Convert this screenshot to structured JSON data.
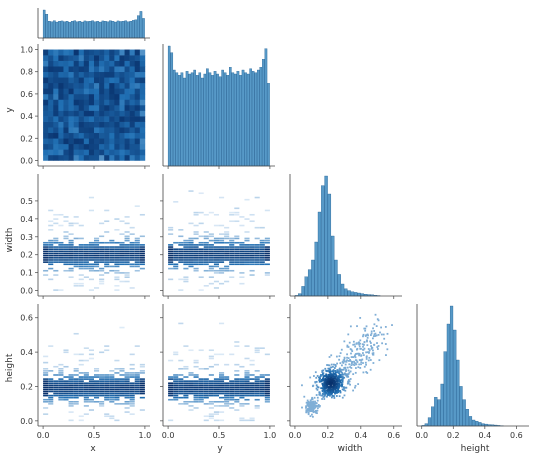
{
  "chart_data": {
    "type": "pairplot",
    "variables": [
      "x",
      "y",
      "width",
      "height"
    ],
    "colors": {
      "bar": "#1f77b4",
      "dark": "#08306b",
      "light": "#c6dbef",
      "axis": "#444444"
    },
    "axes": {
      "x": {
        "label": "x",
        "lim": [
          -0.05,
          1.05
        ],
        "ticks": [
          0.0,
          0.5,
          1.0
        ],
        "tick_labels": [
          "0.0",
          "0.5",
          "1.0"
        ]
      },
      "y": {
        "label": "y",
        "lim": [
          -0.05,
          1.05
        ],
        "ticks": [
          0.0,
          0.2,
          0.4,
          0.6,
          0.8,
          1.0
        ],
        "tick_labels": [
          "0.0",
          "0.2",
          "0.4",
          "0.6",
          "0.8",
          "1.0"
        ],
        "col_ticks": [
          0.0,
          0.5,
          1.0
        ],
        "col_tick_labels": [
          "0.0",
          "0.5",
          "1.0"
        ]
      },
      "width": {
        "label": "width",
        "lim": [
          -0.03,
          0.65
        ],
        "ticks": [
          0.0,
          0.1,
          0.2,
          0.3,
          0.4,
          0.5
        ],
        "tick_labels": [
          "0.0",
          "0.1",
          "0.2",
          "0.3",
          "0.4",
          "0.5"
        ],
        "col_ticks": [
          0.0,
          0.2,
          0.4,
          0.6
        ],
        "col_tick_labels": [
          "0.0",
          "0.2",
          "0.4",
          "0.6"
        ]
      },
      "height": {
        "label": "height",
        "lim": [
          -0.03,
          0.68
        ],
        "ticks": [
          0.0,
          0.2,
          0.4,
          0.6
        ],
        "tick_labels": [
          "0.0",
          "0.2",
          "0.4",
          "0.6"
        ]
      }
    },
    "histograms": {
      "x": {
        "bins": [
          0.0,
          0.025,
          0.05,
          0.075,
          0.1,
          0.125,
          0.15,
          0.175,
          0.2,
          0.225,
          0.25,
          0.275,
          0.3,
          0.325,
          0.35,
          0.375,
          0.4,
          0.425,
          0.45,
          0.475,
          0.5,
          0.525,
          0.55,
          0.575,
          0.6,
          0.625,
          0.65,
          0.675,
          0.7,
          0.725,
          0.75,
          0.775,
          0.8,
          0.825,
          0.85,
          0.875,
          0.9,
          0.925,
          0.95,
          0.975,
          1.0
        ],
        "counts": [
          1.0,
          0.85,
          0.6,
          0.58,
          0.62,
          0.57,
          0.6,
          0.61,
          0.58,
          0.6,
          0.56,
          0.6,
          0.62,
          0.58,
          0.6,
          0.57,
          0.61,
          0.59,
          0.6,
          0.62,
          0.58,
          0.6,
          0.57,
          0.61,
          0.6,
          0.58,
          0.62,
          0.6,
          0.57,
          0.61,
          0.59,
          0.6,
          0.62,
          0.58,
          0.6,
          0.63,
          0.65,
          0.8,
          0.95,
          0.7
        ]
      },
      "y": {
        "bins": [
          0.0,
          0.025,
          0.05,
          0.075,
          0.1,
          0.125,
          0.15,
          0.175,
          0.2,
          0.225,
          0.25,
          0.275,
          0.3,
          0.325,
          0.35,
          0.375,
          0.4,
          0.425,
          0.45,
          0.475,
          0.5,
          0.525,
          0.55,
          0.575,
          0.6,
          0.625,
          0.65,
          0.675,
          0.7,
          0.725,
          0.75,
          0.775,
          0.8,
          0.825,
          0.85,
          0.875,
          0.9,
          0.925,
          0.95,
          0.975,
          1.0
        ],
        "counts": [
          0.9,
          0.85,
          0.72,
          0.7,
          0.68,
          0.7,
          0.66,
          0.71,
          0.69,
          0.7,
          0.72,
          0.68,
          0.7,
          0.66,
          0.69,
          0.73,
          0.7,
          0.68,
          0.71,
          0.69,
          0.67,
          0.72,
          0.7,
          0.68,
          0.74,
          0.7,
          0.69,
          0.71,
          0.68,
          0.72,
          0.7,
          0.69,
          0.73,
          0.71,
          0.7,
          0.72,
          0.74,
          0.8,
          0.88,
          0.62
        ]
      },
      "width": {
        "bins": [
          0.0,
          0.02,
          0.04,
          0.06,
          0.08,
          0.1,
          0.12,
          0.14,
          0.16,
          0.18,
          0.2,
          0.22,
          0.24,
          0.26,
          0.28,
          0.3,
          0.32,
          0.34,
          0.36,
          0.38,
          0.4,
          0.42,
          0.44,
          0.46,
          0.48,
          0.5,
          0.52
        ],
        "counts": [
          0.005,
          0.02,
          0.08,
          0.16,
          0.22,
          0.3,
          0.45,
          0.7,
          0.92,
          1.0,
          0.85,
          0.5,
          0.3,
          0.18,
          0.1,
          0.06,
          0.045,
          0.035,
          0.03,
          0.025,
          0.02,
          0.015,
          0.012,
          0.01,
          0.006,
          0.004
        ]
      },
      "height": {
        "bins": [
          0.0,
          0.02,
          0.04,
          0.06,
          0.08,
          0.1,
          0.12,
          0.14,
          0.16,
          0.18,
          0.2,
          0.22,
          0.24,
          0.26,
          0.28,
          0.3,
          0.32,
          0.34,
          0.36,
          0.38,
          0.4,
          0.42,
          0.44,
          0.46,
          0.48,
          0.5,
          0.52
        ],
        "counts": [
          0.005,
          0.02,
          0.07,
          0.16,
          0.24,
          0.22,
          0.35,
          0.62,
          0.85,
          1.0,
          0.8,
          0.55,
          0.33,
          0.22,
          0.14,
          0.08,
          0.05,
          0.04,
          0.03,
          0.02,
          0.016,
          0.012,
          0.01,
          0.008,
          0.005,
          0.003
        ]
      }
    },
    "joint": {
      "y_vs_x": {
        "x_bins": [
          0.0,
          0.05,
          0.1,
          0.15,
          0.2,
          0.25,
          0.3,
          0.35,
          0.4,
          0.45,
          0.5,
          0.55,
          0.6,
          0.65,
          0.7,
          0.75,
          0.8,
          0.85,
          0.9,
          0.95,
          1.0
        ],
        "y_bins": [
          0.0,
          0.05,
          0.1,
          0.15,
          0.2,
          0.25,
          0.3,
          0.35,
          0.4,
          0.45,
          0.5,
          0.55,
          0.6,
          0.65,
          0.7,
          0.75,
          0.8,
          0.85,
          0.9,
          0.95,
          1.0
        ],
        "density": "approximately uniform on [0,1]x[0,1], slightly denser along edges"
      },
      "width_vs_xy": {
        "description": "width concentrated near 0.2 for all x and y; dense band 0.1-0.25, sparse up to 0.55"
      },
      "height_vs_xy": {
        "description": "height concentrated near 0.2 for all x and y; dense band 0.1-0.25, sparse up to 0.6"
      },
      "height_vs_width": {
        "clusters": [
          {
            "width": 0.22,
            "height": 0.22,
            "weight": 1.0
          },
          {
            "width": 0.1,
            "height": 0.08,
            "weight": 0.5
          },
          {
            "width": 0.32,
            "height": 0.3,
            "weight": 0.35
          }
        ],
        "trend": "positive correlation, sparse points up to width 0.5 / height 0.55"
      }
    },
    "grid": false,
    "legend": "none"
  }
}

▸ What is being asked
Return the number of lines that include the word "concentrated", and nothing else.

▸ Answer to this exercise
2